*Document*

141 lines
7.1 KiB
Markdown
141 lines
7.1 KiB
Markdown
---
|
|
title: Autoscaling Workloads
|
|
description: >-
|
|
With autoscaling, you can automatically update your workloads in one way or another. This allows your cluster to react to changes in resource demand more elastically and efficiently.
|
|
content_type: concept
|
|
weight: 40
|
|
---
|
|
|
|
<!-- overview -->
|
|
|
|
In Kubernetes, you can _scale_ a workload depending on the current demand of resources.
|
|
This allows your cluster to react to changes in resource demand more elastically and efficiently.
|
|
|
|
When you scale a workload, you can either increase or decrease the number of replicas managed by
|
|
the workload, or adjust the resources available to the replicas in-place.
|
|
|
|
The first approach is referred to as _horizontal scaling_, while the second is referred to as
|
|
_vertical scaling_.
|
|
|
|
There are manual and automatic ways to scale your workloads, depending on your use case.
|
|
|
|
<!-- body -->
|
|
|
|
## Scaling workloads manually
|
|
|
|
Kubernetes supports _manual scaling_ of workloads. Horizontal scaling can be done
|
|
using the `kubectl` CLI.
|
|
For vertical scaling, you need to _patch_ the resource definition of your workload.
|
|
|
|
See below for examples of both strategies.
|
|
|
|
- **Horizontal scaling**: [Running multiple instances of your app](/docs/tutorials/kubernetes-basics/scale/scale-intro/)

*Data provided*

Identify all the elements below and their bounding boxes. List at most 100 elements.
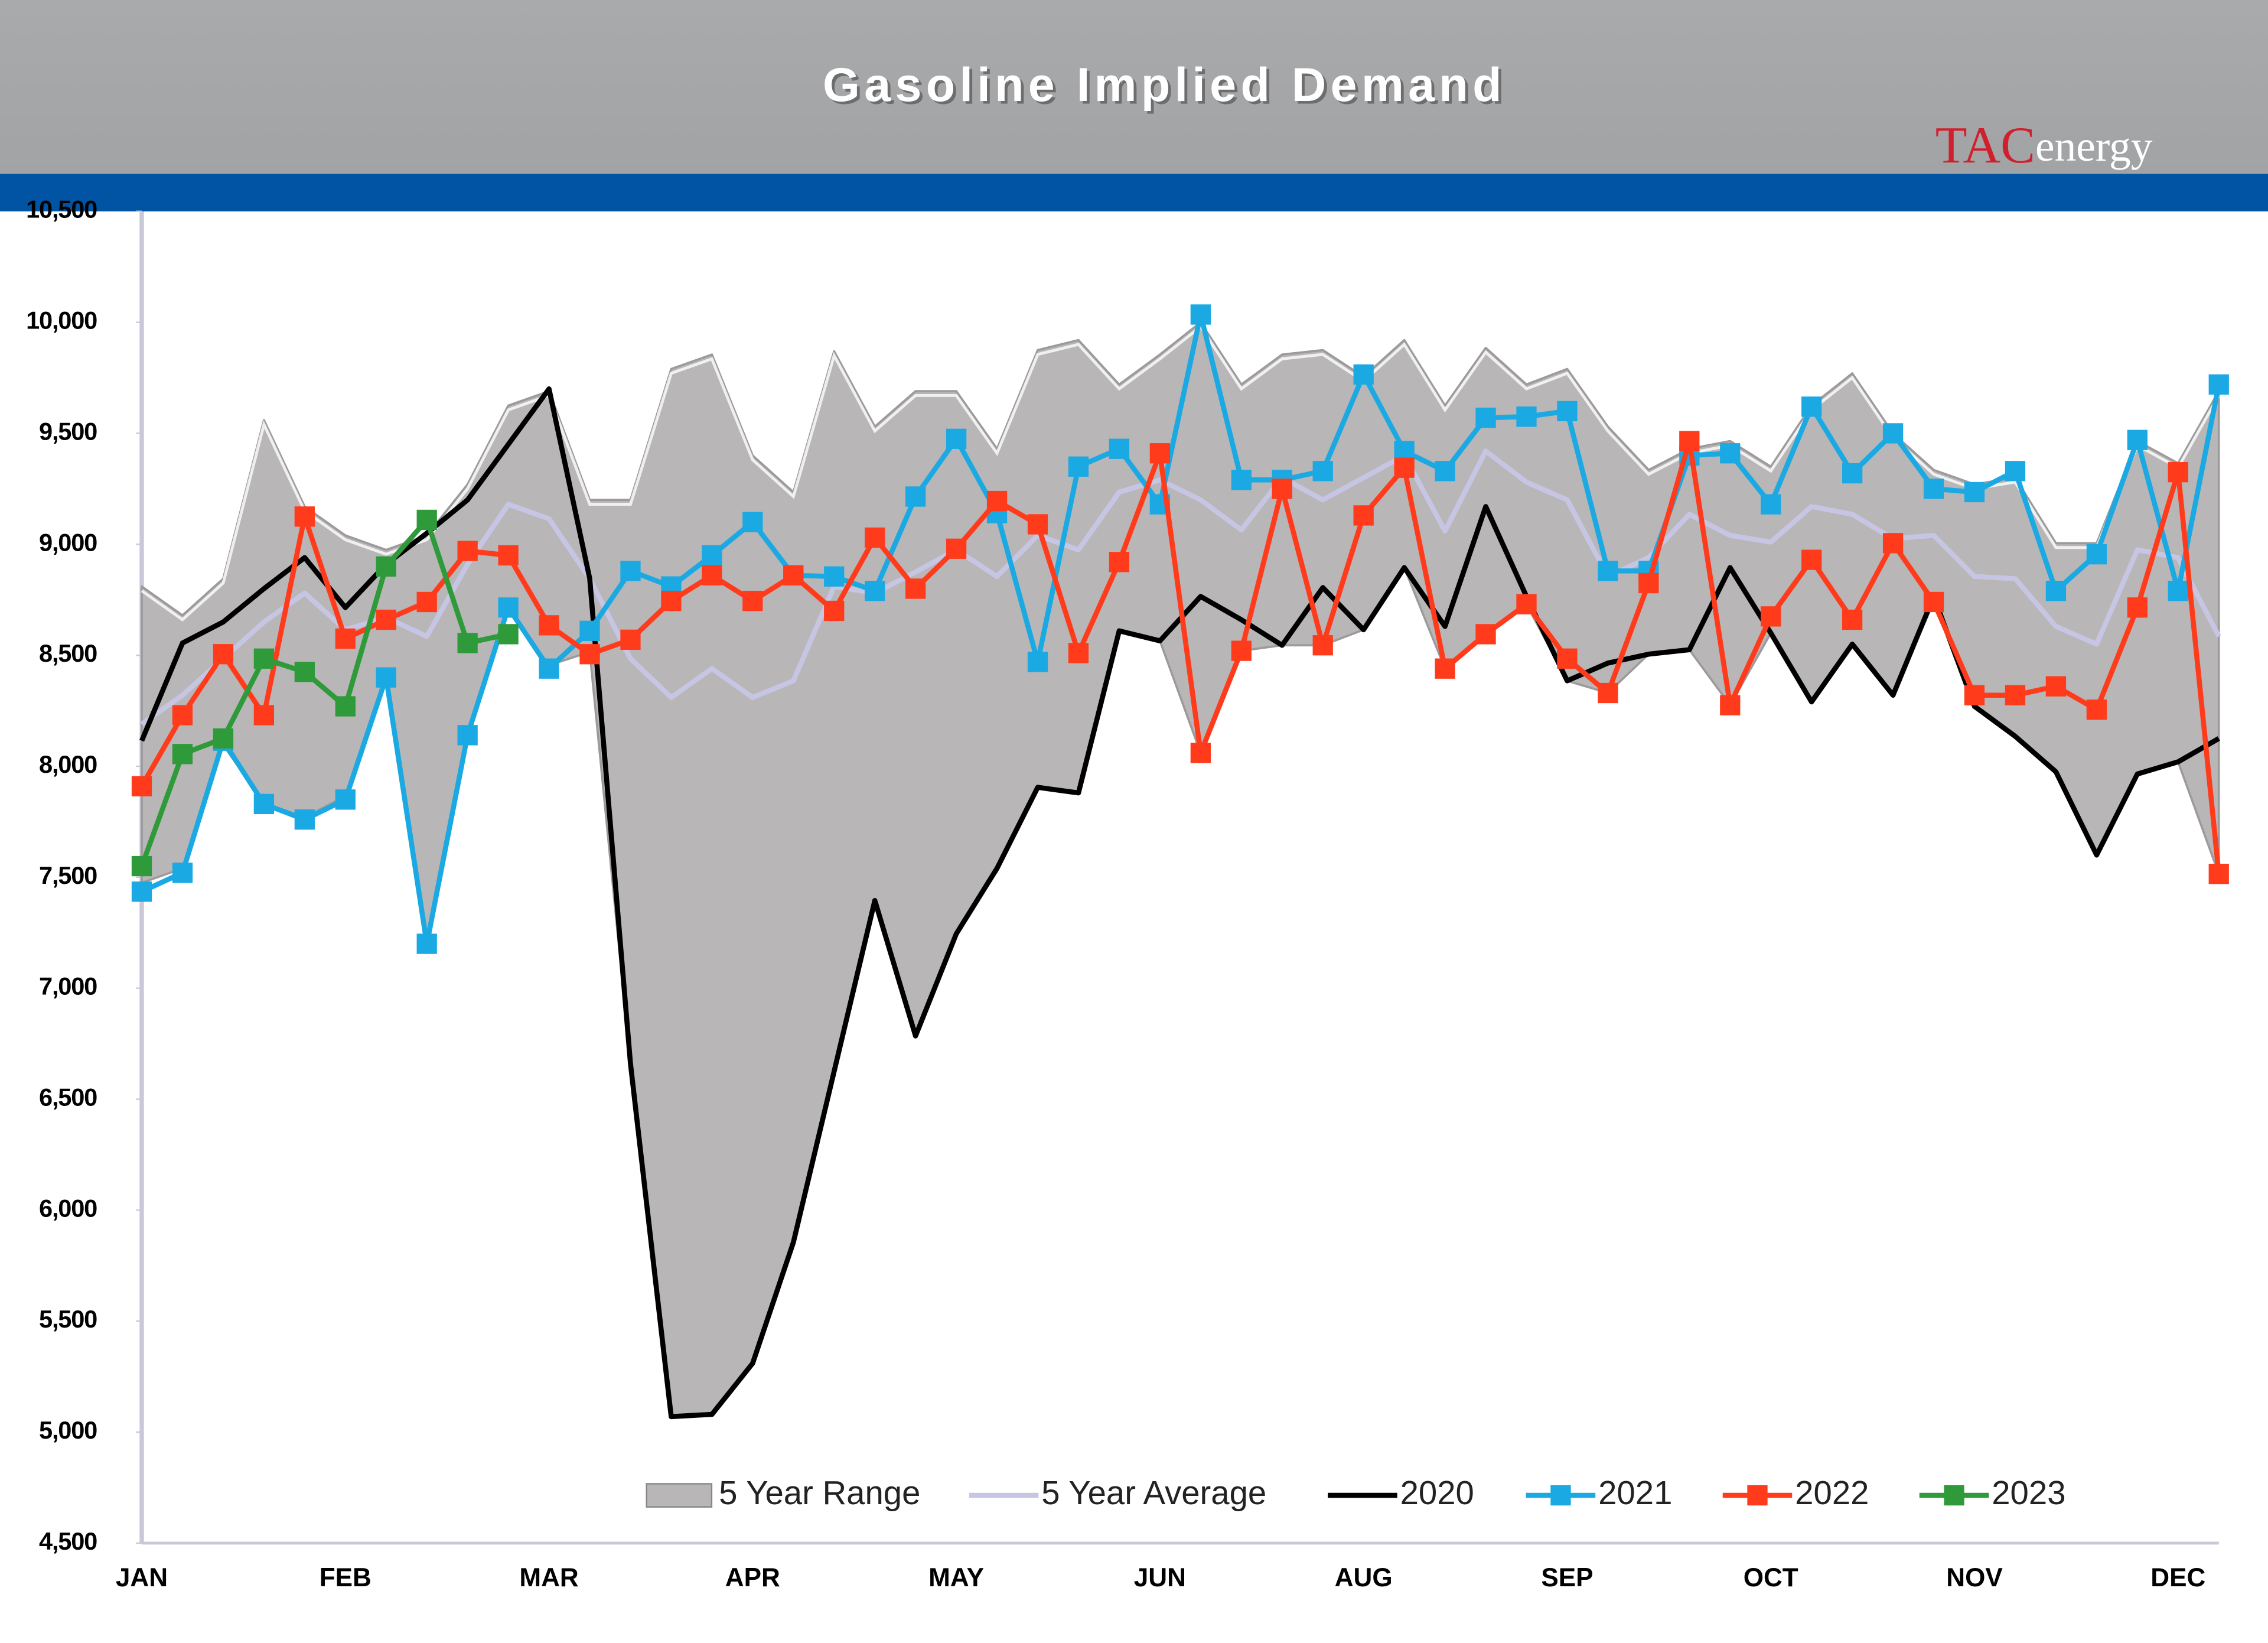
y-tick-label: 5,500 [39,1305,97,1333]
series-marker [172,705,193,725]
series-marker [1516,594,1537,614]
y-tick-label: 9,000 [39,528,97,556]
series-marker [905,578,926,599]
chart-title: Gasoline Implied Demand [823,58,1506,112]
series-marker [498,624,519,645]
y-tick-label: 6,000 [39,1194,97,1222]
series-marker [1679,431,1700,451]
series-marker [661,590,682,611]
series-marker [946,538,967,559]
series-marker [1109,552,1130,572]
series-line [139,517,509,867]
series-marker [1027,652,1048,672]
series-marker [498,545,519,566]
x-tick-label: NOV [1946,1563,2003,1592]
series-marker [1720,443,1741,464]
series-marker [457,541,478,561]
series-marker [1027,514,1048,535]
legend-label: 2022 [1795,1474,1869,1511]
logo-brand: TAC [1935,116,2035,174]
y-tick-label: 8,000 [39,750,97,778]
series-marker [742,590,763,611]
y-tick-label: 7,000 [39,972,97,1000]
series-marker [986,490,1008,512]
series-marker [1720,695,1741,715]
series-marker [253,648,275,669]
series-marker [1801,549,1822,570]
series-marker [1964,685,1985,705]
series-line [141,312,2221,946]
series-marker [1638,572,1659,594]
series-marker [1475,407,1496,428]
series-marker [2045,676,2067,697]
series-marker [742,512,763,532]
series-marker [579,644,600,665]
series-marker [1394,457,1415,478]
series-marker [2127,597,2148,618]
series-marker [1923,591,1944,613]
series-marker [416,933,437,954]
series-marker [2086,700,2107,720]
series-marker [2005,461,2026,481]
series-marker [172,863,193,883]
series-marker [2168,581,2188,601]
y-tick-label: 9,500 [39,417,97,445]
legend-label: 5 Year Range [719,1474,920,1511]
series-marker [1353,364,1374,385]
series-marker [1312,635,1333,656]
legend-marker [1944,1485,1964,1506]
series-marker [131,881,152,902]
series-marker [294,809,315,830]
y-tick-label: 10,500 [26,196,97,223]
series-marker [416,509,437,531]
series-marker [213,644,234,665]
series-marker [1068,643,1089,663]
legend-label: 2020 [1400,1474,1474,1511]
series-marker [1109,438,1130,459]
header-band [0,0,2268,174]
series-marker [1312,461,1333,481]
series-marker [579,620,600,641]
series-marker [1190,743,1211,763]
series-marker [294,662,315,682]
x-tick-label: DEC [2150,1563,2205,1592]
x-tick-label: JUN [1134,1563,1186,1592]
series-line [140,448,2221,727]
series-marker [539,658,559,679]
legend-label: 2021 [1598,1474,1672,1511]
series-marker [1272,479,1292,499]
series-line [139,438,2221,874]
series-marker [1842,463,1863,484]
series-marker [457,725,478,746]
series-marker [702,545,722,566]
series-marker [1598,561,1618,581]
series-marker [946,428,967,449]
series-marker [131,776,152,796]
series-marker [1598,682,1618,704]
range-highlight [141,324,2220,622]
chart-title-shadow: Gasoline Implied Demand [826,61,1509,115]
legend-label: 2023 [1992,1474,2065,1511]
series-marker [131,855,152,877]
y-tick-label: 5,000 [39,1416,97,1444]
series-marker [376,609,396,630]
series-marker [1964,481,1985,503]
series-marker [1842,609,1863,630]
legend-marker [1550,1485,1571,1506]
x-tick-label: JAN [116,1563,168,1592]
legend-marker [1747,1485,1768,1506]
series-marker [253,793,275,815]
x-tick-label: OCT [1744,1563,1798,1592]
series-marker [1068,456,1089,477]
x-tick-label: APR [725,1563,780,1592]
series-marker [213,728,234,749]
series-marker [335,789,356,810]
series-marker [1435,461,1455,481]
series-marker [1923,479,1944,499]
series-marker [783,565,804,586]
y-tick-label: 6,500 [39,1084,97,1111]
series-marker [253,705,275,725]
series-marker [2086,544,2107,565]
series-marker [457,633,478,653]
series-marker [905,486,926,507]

*Problem requirements*
According to the page on autoscaling workloads, what is it called when you adjust the resources available to the replicas in place?

*Answer to this task*
Vertical scaling.